Stored records
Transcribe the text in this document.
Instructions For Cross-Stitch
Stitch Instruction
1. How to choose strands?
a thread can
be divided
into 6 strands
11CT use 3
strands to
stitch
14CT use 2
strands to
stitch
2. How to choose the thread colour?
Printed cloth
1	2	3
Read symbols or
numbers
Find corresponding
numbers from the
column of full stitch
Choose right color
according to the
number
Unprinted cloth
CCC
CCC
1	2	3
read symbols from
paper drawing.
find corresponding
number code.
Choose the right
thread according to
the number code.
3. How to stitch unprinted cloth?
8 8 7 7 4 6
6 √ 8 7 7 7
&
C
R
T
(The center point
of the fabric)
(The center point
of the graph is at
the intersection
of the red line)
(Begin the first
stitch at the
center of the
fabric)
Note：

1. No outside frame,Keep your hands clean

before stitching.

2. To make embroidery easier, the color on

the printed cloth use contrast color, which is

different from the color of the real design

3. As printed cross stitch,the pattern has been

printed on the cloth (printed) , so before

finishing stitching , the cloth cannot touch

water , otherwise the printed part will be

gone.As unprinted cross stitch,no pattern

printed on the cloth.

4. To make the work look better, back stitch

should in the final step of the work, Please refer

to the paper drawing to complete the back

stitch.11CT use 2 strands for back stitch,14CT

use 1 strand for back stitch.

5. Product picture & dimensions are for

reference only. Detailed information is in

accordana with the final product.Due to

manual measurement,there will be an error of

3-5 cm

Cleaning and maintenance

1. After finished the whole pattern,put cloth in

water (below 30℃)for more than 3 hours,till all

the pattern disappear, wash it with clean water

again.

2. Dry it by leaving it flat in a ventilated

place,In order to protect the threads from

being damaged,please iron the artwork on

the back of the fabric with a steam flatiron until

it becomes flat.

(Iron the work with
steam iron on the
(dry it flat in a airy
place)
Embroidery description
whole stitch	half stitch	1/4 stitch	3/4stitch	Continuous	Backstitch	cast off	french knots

## WHAT TO PRODUCE
Gather up the lines that contain the word "paper".

## EXPECTED OUTPUT
paper drawing.
to the paper drawing to complete the back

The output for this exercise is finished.